## OBJECTIVE
Reproduce all entries word for word.

--- start ---

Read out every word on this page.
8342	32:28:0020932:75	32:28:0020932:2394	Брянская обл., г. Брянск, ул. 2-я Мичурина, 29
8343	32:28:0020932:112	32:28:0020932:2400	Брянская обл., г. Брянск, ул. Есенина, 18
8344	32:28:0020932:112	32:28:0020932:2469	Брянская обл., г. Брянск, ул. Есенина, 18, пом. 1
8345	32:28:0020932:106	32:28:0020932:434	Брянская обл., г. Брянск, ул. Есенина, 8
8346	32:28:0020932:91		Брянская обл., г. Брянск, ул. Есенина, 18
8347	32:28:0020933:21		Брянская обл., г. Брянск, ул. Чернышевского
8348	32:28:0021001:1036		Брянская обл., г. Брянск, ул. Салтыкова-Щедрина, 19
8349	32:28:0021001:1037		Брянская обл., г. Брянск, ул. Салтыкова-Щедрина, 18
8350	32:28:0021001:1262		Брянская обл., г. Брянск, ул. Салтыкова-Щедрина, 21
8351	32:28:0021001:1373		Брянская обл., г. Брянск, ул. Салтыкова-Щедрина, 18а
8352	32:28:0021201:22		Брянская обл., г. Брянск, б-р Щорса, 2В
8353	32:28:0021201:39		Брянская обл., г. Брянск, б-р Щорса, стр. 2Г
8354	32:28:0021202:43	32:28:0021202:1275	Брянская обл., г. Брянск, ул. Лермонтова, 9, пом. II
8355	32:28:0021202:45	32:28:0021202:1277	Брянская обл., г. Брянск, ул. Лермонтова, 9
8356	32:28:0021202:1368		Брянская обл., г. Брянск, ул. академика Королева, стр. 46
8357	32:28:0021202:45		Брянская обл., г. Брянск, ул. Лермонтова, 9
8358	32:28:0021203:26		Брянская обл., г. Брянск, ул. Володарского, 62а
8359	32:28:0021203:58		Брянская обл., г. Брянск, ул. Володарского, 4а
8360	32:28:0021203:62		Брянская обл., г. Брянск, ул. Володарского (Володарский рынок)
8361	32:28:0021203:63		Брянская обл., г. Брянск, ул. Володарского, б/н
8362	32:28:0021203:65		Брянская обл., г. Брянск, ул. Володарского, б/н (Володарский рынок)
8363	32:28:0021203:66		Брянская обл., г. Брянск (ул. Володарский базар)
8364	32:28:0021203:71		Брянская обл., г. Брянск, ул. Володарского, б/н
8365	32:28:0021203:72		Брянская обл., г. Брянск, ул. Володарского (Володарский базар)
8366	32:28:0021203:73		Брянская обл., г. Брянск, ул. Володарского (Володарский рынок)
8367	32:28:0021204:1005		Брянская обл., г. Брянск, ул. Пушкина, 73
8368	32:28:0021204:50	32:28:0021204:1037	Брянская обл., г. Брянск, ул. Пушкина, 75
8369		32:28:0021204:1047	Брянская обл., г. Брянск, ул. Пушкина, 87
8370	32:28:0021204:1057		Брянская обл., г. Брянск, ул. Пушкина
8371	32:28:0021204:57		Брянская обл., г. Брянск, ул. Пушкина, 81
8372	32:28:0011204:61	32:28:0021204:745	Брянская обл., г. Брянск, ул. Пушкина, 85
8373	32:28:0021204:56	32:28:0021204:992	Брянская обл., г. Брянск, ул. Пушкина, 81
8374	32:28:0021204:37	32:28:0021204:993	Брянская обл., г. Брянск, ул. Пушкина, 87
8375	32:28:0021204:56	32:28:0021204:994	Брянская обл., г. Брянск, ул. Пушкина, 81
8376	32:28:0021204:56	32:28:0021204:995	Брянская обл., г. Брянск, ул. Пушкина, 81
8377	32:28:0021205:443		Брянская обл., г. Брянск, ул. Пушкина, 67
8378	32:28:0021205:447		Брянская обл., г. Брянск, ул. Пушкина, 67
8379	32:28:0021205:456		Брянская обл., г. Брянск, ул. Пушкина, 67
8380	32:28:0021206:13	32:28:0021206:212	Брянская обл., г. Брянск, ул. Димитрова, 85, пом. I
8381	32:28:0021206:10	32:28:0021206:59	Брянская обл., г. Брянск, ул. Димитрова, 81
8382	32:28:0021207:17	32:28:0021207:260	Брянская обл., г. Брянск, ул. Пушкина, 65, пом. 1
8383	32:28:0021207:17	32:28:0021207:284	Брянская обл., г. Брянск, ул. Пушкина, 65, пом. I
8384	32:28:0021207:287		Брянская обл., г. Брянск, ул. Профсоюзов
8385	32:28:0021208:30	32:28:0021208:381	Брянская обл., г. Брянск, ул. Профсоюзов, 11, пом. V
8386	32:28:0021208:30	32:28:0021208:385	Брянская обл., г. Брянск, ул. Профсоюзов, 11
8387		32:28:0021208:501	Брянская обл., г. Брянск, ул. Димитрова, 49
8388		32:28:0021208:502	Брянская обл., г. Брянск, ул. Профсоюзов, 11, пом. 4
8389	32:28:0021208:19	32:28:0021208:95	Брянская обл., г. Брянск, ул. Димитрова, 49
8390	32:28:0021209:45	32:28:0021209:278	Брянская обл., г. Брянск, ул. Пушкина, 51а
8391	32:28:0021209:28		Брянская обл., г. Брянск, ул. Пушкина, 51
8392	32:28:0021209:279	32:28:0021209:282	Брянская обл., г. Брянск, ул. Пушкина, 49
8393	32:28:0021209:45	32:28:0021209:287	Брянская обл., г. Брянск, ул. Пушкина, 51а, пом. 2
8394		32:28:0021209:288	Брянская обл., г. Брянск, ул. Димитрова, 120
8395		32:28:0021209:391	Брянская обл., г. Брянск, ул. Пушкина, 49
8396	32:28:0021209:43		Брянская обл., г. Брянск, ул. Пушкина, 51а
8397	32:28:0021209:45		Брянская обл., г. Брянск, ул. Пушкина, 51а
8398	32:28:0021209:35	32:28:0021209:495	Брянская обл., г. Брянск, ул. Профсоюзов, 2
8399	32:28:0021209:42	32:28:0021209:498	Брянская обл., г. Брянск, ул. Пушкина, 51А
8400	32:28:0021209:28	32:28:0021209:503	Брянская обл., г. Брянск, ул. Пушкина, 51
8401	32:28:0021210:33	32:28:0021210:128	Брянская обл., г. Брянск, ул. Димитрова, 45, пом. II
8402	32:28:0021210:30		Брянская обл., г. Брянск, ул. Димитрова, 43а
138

--- end ---

## EXPECTED OUTPUT
Read out every word on this page.
8342	32:28:0020932:75	32:28:0020932:2394	Брянская обл., г. Брянск, ул. 2-я Мичурина, 29
8343	32:28:0020932:112	32:28:0020932:2400	Брянская обл., г. Брянск, ул. Есенина, 18
8344	32:28:0020932:112	32:28:0020932:2469	Брянская обл., г. Брянск, ул. Есенина, 18, пом. 1
8345	32:28:0020932:106	32:28:0020932:434	Брянская обл., г. Брянск, ул. Есенина, 8
8346	32:28:0020932:91		Брянская обл., г. Брянск, ул. Есенина, 18
8347	32:28:0020933:21		Брянская обл., г. Брянск, ул. Чернышевского
8348	32:28:0021001:1036		Брянская обл., г. Брянск, ул. Салтыкова-Щедрина, 19
8349	32:28:0021001:1037		Брянская обл., г. Брянск, ул. Салтыкова-Щедрина, 18
8350	32:28:0021001:1262		Брянская обл., г. Брянск, ул. Салтыкова-Щедрина, 21
8351	32:28:0021001:1373		Брянская обл., г. Брянск, ул. Салтыкова-Щедрина, 18а
8352	32:28:0021201:22		Брянская обл., г. Брянск, б-р Щорса, 2В
8353	32:28:0021201:39		Брянская обл., г. Брянск, б-р Щорса, стр. 2Г
8354	32:28:0021202:43	32:28:0021202:1275	Брянская обл., г. Брянск, ул. Лермонтова, 9, пом. II
8355	32:28:0021202:45	32:28:0021202:1277	Брянская обл., г. Брянск, ул. Лермонтова, 9
8356	32:28:0021202:1368		Брянская обл., г. Брянск, ул. академика Королева, стр. 46
8357	32:28:0021202:45		Брянская обл., г. Брянск, ул. Лермонтова, 9
8358	32:28:0021203:26		Брянская обл., г. Брянск, ул. Володарского, 62а
8359	32:28:0021203:58		Брянская обл., г. Брянск, ул. Володарского, 4а
8360	32:28:0021203:62		Брянская обл., г. Брянск, ул. Володарского (Володарский рынок)
8361	32:28:0021203:63		Брянская обл., г. Брянск, ул. Володарского, б/н
8362	32:28:0021203:65		Брянская обл., г. Брянск, ул. Володарского, б/н (Володарский рынок)
8363	32:28:0021203:66		Брянская обл., г. Брянск (ул. Володарский базар)
8364	32:28:0021203:71		Брянская обл., г. Брянск, ул. Володарского, б/н
8365	32:28:0021203:72		Брянская обл., г. Брянск, ул. Володарского (Володарский базар)
8366	32:28:0021203:73		Брянская обл., г. Брянск, ул. Володарского (Володарский рынок)
8367	32:28:0021204:1005		Брянская обл., г. Брянск, ул. Пушкина, 73
8368	32:28:0021204:50	32:28:0021204:1037	Брянская обл., г. Брянск, ул. Пушкина, 75
8369		32:28:0021204:1047	Брянская обл., г. Брянск, ул. Пушкина, 87
8370	32:28:0021204:1057		Брянская обл., г. Брянск, ул. Пушкина
8371	32:28:0021204:57		Брянская обл., г. Брянск, ул. Пушкина, 81
8372	32:28:0011204:61	32:28:0021204:745	Брянская обл., г. Брянск, ул. Пушкина, 85
8373	32:28:0021204:56	32:28:0021204:992	Брянская обл., г. Брянск, ул. Пушкина, 81
8374	32:28:0021204:37	32:28:0021204:993	Брянская обл., г. Брянск, ул. Пушкина, 87
8375	32:28:0021204:56	32:28:0021204:994	Брянская обл., г. Брянск, ул. Пушкина, 81
8376	32:28:0021204:56	32:28:0021204:995	Брянская обл., г. Брянск, ул. Пушкина, 81
8377	32:28:0021205:443		Брянская обл., г. Брянск, ул. Пушкина, 67
8378	32:28:0021205:447		Брянская обл., г. Брянск, ул. Пушкина, 67
8379	32:28:0021205:456		Брянская обл., г. Брянск, ул. Пушкина, 67
8380	32:28:0021206:13	32:28:0021206:212	Брянская обл., г. Брянск, ул. Димитрова, 85, пом. I
8381	32:28:0021206:10	32:28:0021206:59	Брянская обл., г. Брянск, ул. Димитрова, 81
8382	32:28:0021207:17	32:28:0021207:260	Брянская обл., г. Брянск, ул. Пушкина, 65, пом. 1
8383	32:28:0021207:17	32:28:0021207:284	Брянская обл., г. Брянск, ул. Пушкина, 65, пом. I
8384	32:28:0021207:287		Брянская обл., г. Брянск, ул. Профсоюзов
8385	32:28:0021208:30	32:28:0021208:381	Брянская обл., г. Брянск, ул. Профсоюзов, 11, пом. V
8386	32:28:0021208:30	32:28:0021208:385	Брянская обл., г. Брянск, ул. Профсоюзов, 11
8387		32:28:0021208:501	Брянская обл., г. Брянск, ул. Димитрова, 49
8388		32:28:0021208:502	Брянская обл., г. Брянск, ул. Профсоюзов, 11, пом. 4
8389	32:28:0021208:19	32:28:0021208:95	Брянская обл., г. Брянск, ул. Димитрова, 49
8390	32:28:0021209:45	32:28:0021209:278	Брянская обл., г. Брянск, ул. Пушкина, 51а
8391	32:28:0021209:28		Брянская обл., г. Брянск, ул. Пушкина, 51
8392	32:28:0021209:279	32:28:0021209:282	Брянская обл., г. Брянск, ул. Пушкина, 49
8393	32:28:0021209:45	32:28:0021209:287	Брянская обл., г. Брянск, ул. Пушкина, 51а, пом. 2
8394		32:28:0021209:288	Брянская обл., г. Брянск, ул. Димитрова, 120
8395		32:28:0021209:391	Брянская обл., г. Брянск, ул. Пушкина, 49
8396	32:28:0021209:43		Брянская обл., г. Брянск, ул. Пушкина, 51а
8397	32:28:0021209:45		Брянская обл., г. Брянск, ул. Пушкина, 51а
8398	32:28:0021209:35	32:28:0021209:495	Брянская обл., г. Брянск, ул. Профсоюзов, 2
8399	32:28:0021209:42	32:28:0021209:498	Брянская обл., г. Брянск, ул. Пушкина, 51А
8400	32:28:0021209:28	32:28:0021209:503	Брянская обл., г. Брянск, ул. Пушкина, 51
8401	32:28:0021210:33	32:28:0021210:128	Брянская обл., г. Брянск, ул. Димитрова, 45, пом. II
8402	32:28:0021210:30		Брянская обл., г. Брянск, ул. Димитрова, 43а
138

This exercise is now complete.